Problem to work on: Copy each line below without leaving any out.

++++ Exercise materials

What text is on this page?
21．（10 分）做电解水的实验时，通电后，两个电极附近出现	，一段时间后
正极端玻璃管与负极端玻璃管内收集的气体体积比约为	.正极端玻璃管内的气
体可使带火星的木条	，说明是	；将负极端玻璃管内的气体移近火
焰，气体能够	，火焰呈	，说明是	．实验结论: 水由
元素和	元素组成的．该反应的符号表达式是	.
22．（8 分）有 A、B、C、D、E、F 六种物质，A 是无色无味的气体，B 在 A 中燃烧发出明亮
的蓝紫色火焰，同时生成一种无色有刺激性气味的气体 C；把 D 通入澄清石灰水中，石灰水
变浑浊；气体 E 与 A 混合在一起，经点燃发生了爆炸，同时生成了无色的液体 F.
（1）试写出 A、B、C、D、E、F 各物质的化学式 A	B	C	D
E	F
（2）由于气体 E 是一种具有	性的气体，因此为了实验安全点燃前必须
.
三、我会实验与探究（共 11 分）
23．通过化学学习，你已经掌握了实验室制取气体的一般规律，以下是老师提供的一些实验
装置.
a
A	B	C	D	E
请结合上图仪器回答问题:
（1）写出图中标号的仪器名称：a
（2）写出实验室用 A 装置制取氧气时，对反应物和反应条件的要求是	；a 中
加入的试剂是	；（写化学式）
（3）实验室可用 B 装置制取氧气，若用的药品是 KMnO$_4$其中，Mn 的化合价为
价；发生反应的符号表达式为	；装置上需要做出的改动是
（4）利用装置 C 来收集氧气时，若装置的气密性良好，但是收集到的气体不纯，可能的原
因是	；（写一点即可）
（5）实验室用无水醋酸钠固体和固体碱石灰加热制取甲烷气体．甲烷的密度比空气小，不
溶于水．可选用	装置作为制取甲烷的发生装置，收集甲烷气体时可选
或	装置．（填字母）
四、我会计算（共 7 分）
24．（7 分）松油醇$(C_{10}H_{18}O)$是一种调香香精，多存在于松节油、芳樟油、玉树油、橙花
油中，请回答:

++++++++

Result of this task:
What text is on this page?
21．（10 分）做电解水的实验时，通电后，两个电极附近出现	，一段时间后
正极端玻璃管与负极端玻璃管内收集的气体体积比约为	.正极端玻璃管内的气
体可使带火星的木条	，说明是	；将负极端玻璃管内的气体移近火
焰，气体能够	，火焰呈	，说明是	．实验结论: 水由
元素和	元素组成的．该反应的符号表达式是	.
22．（8 分）有 A、B、C、D、E、F 六种物质，A 是无色无味的气体，B 在 A 中燃烧发出明亮
的蓝紫色火焰，同时生成一种无色有刺激性气味的气体 C；把 D 通入澄清石灰水中，石灰水
变浑浊；气体 E 与 A 混合在一起，经点燃发生了爆炸，同时生成了无色的液体 F.
（1）试写出 A、B、C、D、E、F 各物质的化学式 A	B	C	D
E	F
（2）由于气体 E 是一种具有	性的气体，因此为了实验安全点燃前必须
.
三、我会实验与探究（共 11 分）
23．通过化学学习，你已经掌握了实验室制取气体的一般规律，以下是老师提供的一些实验
装置.
a
A	B	C	D	E
请结合上图仪器回答问题:
（1）写出图中标号的仪器名称：a
（2）写出实验室用 A 装置制取氧气时，对反应物和反应条件的要求是	；a 中
加入的试剂是	；（写化学式）
（3）实验室可用 B 装置制取氧气，若用的药品是 KMnO$_4$其中，Mn 的化合价为
价；发生反应的符号表达式为	；装置上需要做出的改动是
（4）利用装置 C 来收集氧气时，若装置的气密性良好，但是收集到的气体不纯，可能的原
因是	；（写一点即可）
（5）实验室用无水醋酸钠固体和固体碱石灰加热制取甲烷气体．甲烷的密度比空气小，不
溶于水．可选用	装置作为制取甲烷的发生装置，收集甲烷气体时可选
或	装置．（填字母）
四、我会计算（共 7 分）
24．（7 分）松油醇$(C_{10}H_{18}O)$是一种调香香精，多存在于松节油、芳樟油、玉树油、橙花
油中，请回答:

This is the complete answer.